- Stated goal 1 -
In the comment thread, whose book does James Albinson point to at withouthotair.com?
- Stated goal 2 -
Continue the comment thread about the libel threat and E&E from its final comment on Sahara solar for Europe.

- Source text -

So apparently he would only like his original email to be seen as informing Gavin of libel suit qualification?
then he goes on to describe Gavin’s comment as an ‘insult which he is accustomed in respect of EE’ and says the comment strays into libel.
Then he says his purpose of the first email was to get Gavin to back off?
But that is what a threat of libel is for? Ins’t it?
Then he pours some cream over the top by apologizing that Gavin did not understand that the threat was intended to get Gavin to not say anything.
I guess the cherry on top is that he is convinced Gavin committed libel, but won’t do anything about it.
My opinion, politics and brinkmanship have no place in a science publication. But the hardcore battle between peer reviewed science and pseudo-science (wishful thinking) is where the fight belongs.
To bad E&E is not so interested in proper peer review though.
Oh yeah, I forgot, E&E is not a science mag. it’s a policy rag.
James Albinson says
Re: 261 … is what you want http://www.withouthotair.com ? David Mackay’s book an actually adding up the numbers? Downloadable, errata available, etc. Good Stuff!
Steve Bloom says
Re #260: Sure, John, but notice how nicely that bit of truthiness balanced the article.
Steve Bloom says
Re #261: I don’t recall such a post here, but Climate Progress definitely covered it. The reference is to a specific project to bring Sahara solar to Europe, and IIRC some work has gone ahead on at least the planning for such a thing.

- Extracted records -
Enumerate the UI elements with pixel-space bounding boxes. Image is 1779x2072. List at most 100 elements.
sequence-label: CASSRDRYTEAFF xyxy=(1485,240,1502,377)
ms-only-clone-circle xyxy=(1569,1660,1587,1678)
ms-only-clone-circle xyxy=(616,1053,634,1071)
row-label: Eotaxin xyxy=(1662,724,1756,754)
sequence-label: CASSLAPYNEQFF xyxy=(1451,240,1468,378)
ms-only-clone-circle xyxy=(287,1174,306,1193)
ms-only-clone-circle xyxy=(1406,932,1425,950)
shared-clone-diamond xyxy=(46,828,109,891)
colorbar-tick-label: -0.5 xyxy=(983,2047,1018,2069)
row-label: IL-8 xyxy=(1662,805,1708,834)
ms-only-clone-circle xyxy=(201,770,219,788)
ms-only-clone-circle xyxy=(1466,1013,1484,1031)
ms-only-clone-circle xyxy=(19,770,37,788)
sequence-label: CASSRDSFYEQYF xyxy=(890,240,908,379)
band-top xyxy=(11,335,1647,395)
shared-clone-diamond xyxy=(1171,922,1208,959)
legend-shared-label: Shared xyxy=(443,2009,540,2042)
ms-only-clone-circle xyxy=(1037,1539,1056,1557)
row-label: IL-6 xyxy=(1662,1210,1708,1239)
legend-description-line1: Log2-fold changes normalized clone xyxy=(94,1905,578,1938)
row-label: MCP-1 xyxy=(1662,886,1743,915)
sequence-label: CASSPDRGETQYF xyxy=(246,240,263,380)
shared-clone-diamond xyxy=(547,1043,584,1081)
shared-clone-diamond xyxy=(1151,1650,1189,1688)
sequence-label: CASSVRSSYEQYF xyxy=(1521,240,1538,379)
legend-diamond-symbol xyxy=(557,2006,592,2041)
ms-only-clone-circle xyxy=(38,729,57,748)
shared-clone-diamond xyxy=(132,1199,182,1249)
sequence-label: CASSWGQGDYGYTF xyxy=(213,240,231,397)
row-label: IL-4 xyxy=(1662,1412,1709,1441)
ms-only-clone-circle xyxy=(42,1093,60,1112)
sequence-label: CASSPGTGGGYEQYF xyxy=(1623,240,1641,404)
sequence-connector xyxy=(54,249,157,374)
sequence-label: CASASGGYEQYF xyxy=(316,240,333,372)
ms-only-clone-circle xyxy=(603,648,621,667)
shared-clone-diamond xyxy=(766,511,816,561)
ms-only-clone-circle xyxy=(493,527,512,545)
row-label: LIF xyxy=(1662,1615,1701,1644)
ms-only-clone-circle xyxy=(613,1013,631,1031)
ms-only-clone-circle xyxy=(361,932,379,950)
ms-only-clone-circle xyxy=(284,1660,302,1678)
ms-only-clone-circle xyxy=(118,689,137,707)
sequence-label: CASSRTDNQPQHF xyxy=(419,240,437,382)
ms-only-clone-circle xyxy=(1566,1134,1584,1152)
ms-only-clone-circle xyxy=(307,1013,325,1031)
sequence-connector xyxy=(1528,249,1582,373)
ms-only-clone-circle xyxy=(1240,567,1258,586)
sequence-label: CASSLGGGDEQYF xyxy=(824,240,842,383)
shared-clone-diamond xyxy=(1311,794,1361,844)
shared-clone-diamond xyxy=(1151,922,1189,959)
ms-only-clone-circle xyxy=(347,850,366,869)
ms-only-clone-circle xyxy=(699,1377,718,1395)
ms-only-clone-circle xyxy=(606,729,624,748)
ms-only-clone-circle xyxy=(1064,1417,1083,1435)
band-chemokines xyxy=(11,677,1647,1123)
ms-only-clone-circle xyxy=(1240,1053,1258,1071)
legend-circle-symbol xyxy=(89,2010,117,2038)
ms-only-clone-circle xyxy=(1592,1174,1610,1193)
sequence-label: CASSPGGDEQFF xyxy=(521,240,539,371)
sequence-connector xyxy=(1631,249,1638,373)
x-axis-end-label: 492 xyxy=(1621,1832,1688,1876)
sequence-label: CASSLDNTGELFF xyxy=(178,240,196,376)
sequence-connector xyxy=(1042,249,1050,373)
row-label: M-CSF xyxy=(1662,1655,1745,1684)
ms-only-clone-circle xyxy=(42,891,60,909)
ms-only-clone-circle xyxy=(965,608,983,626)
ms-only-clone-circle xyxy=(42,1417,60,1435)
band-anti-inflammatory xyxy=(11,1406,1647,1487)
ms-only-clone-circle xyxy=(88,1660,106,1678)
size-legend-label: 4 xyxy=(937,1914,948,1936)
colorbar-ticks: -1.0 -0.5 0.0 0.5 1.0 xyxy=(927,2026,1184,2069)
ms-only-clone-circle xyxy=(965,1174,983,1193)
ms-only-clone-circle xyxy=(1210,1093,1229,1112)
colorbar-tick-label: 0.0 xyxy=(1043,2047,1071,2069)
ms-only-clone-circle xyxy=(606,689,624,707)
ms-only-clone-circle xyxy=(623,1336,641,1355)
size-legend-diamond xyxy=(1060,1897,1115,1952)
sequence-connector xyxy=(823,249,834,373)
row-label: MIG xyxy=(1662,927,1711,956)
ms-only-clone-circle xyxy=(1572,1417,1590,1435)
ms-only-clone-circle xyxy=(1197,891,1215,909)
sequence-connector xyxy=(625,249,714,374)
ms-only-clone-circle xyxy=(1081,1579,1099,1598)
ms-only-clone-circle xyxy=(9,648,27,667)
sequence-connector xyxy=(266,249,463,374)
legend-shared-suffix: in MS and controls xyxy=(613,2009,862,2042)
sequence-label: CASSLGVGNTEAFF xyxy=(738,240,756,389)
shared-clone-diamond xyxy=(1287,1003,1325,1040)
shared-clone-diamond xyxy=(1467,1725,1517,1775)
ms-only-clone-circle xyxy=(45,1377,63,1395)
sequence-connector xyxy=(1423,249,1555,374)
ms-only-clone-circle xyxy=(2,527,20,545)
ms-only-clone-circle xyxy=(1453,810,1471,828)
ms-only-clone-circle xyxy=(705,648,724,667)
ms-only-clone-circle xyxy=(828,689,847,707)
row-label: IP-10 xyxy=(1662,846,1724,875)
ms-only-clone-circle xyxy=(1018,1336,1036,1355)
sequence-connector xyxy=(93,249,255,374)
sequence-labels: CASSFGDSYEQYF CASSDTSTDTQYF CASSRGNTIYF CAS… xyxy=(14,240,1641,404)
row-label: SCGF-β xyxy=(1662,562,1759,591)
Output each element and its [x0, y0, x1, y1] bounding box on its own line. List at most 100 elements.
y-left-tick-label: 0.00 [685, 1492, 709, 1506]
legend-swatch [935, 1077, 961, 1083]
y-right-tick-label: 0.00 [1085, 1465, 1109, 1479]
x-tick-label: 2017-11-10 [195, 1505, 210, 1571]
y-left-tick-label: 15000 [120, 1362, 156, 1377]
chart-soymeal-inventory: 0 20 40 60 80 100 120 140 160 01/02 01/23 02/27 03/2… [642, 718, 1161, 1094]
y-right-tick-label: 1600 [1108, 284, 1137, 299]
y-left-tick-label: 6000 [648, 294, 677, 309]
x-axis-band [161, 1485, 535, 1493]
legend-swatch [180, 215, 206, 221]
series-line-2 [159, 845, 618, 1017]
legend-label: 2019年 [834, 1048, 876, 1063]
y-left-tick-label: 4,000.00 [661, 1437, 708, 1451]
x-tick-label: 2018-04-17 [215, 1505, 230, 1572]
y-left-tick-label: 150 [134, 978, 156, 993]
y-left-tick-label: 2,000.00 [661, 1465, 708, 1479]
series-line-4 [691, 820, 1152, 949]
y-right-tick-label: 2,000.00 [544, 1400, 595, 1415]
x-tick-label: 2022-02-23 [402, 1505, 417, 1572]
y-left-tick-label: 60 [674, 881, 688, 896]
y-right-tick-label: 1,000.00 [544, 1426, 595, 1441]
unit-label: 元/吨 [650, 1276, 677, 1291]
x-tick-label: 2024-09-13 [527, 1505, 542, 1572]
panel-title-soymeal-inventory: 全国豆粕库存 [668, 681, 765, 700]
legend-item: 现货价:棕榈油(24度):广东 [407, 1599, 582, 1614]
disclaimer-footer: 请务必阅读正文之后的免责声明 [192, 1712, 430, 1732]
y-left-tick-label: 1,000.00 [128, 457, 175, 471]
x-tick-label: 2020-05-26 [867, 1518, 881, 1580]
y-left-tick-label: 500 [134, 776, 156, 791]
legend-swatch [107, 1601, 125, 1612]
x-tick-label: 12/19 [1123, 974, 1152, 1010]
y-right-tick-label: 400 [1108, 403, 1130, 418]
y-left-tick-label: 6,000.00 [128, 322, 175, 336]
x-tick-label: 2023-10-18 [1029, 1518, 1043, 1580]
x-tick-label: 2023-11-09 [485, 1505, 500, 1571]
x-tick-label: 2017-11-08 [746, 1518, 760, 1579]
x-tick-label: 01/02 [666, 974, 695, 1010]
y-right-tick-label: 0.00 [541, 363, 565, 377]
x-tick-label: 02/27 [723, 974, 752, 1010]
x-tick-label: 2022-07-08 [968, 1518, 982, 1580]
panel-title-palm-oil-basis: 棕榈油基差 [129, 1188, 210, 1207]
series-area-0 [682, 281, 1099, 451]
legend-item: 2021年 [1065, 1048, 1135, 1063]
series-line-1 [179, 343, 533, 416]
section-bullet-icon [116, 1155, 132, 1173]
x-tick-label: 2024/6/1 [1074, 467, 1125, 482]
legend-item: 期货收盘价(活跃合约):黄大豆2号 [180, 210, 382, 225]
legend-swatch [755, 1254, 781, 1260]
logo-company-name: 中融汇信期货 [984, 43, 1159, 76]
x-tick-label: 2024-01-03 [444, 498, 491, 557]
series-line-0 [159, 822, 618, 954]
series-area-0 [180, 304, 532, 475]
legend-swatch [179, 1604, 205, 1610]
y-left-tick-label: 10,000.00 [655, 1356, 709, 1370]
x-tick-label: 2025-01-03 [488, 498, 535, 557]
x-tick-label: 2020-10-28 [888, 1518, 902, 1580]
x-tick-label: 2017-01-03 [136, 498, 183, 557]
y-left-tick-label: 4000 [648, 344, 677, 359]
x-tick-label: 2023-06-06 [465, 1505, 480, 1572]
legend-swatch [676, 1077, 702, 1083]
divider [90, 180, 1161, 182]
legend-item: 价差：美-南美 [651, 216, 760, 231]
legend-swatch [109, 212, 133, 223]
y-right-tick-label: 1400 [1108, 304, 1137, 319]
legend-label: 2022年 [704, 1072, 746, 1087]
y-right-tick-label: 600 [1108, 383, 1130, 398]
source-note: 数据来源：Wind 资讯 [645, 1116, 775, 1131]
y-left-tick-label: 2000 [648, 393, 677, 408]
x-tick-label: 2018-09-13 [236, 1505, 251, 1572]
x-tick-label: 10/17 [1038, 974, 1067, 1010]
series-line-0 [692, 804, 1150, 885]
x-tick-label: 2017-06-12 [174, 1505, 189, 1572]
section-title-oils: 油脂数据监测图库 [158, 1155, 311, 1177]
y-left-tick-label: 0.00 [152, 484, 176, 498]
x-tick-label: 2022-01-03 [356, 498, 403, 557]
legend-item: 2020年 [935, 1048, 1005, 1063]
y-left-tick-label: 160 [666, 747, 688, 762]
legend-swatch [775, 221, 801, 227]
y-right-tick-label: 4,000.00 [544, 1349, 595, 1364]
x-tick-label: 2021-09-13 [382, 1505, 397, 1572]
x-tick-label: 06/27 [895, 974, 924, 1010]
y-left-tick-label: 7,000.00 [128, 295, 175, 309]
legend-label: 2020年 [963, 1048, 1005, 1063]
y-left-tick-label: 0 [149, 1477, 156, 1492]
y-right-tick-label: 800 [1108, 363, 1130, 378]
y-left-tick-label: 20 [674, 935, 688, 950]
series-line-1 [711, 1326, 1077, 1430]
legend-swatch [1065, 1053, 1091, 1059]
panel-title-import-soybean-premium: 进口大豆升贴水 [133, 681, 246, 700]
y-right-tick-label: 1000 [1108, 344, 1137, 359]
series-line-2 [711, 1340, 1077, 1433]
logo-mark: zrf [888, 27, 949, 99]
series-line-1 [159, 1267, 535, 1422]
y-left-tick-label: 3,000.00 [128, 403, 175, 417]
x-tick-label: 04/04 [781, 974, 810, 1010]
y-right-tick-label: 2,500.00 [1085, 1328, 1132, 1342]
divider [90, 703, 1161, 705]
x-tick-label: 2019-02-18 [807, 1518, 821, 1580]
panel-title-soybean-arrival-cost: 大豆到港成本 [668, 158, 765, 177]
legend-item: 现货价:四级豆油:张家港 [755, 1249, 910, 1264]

- Exercise answer 1 -
David Mackay's book.

- Exercise answer 2 -
Karsten Johansen says
Interesting to read. Just an apropos, also inspired by your previous title “How easy it is to get fooled”. I’m looking forward to comments on this site about this:
“(…) Publishing an extensive set of temperature records is the first goal of Muller’s project. The second is to turn this vast haul of data into an assessment on global warming. Here, the Berkeley team is going its own way again. The big three groups – Nasa, Noaa and the Met Office – work out global warming trends by placing an imaginary grid over the planet and averaging temperatures records in each square. So for a given month, all the records in England and Wales might be averaged out to give one number. Muller’s team will take temperature records from individual stations and weight them according to how reliable they are.(…)”
http://www.guardian.co.uk/science/2011/feb/27/can-these-scientists-end-climate-change-war
“Reliable” here seems to open up the possiblity for a lot of altering of the data sets, and we can “look forward” to further and endless “climategates” in the corporate media. People presenting themselves as scientific superheroes finally coming up with the “objective” conclusion, as Muller does here, always raises my suspicion. Contrary to his own claims, this presentation of his project resembles exactly the spin he claims to be working to free us all from. Not very promising…
Muller as his views are presented in the Guardian interview seems to me not to be as unbiased as he wants to appear:
“You might think three groups was enough, but Muller rolls out a list of shortcomings, some real, some perceived, that he suspects might undermine public confidence in global warming records. For a start, he says, warming trends are not based on all the available temperature records. The data that is used is filtered and might not be as representative as it could be. He also cites a poor history of transparency in climate science, though others argue many climate records and the tools to analyse them have been public for years.”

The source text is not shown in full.